• What to produce:
Reproduce every entry exactly and leave its pictures out.

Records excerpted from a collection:
※ ※ ※

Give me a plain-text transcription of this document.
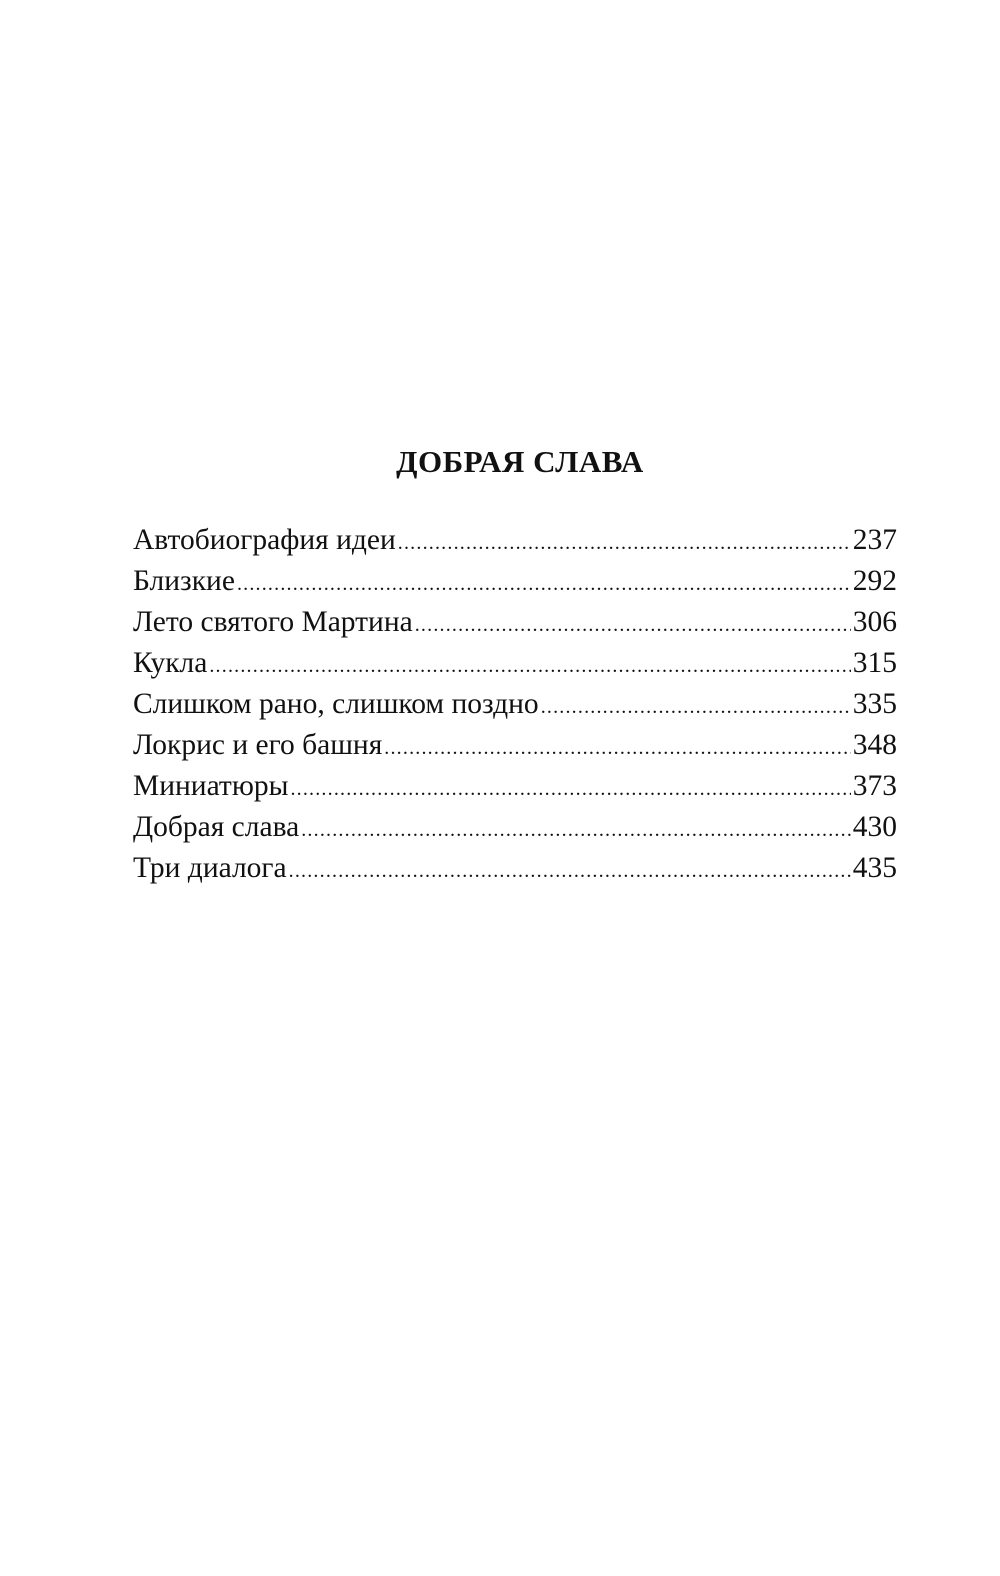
ДОБРАЯ СЛАВА
Автобиография идеи .....	237
Близкие .....	292
Лето святого Мартина .....	306
Кукла .....	315
Слишком рано, слишком поздно .....	335
Локрис и его башня .....	348
Миниатюры .....	373
Добрая слава .....	430
Три диалога .....	435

※ ※ ※

• Output:
Give me a plain-text transcription of this document.
ДОБРАЯ СЛАВА
Автобиография идеи .....	237
Близкие .....	292
Лето святого Мартина .....	306
Кукла .....	315
Слишком рано, слишком поздно .....	335
Локрис и его башня .....	348
Миниатюры .....	373
Добрая слава .....	430
Три диалога .....	435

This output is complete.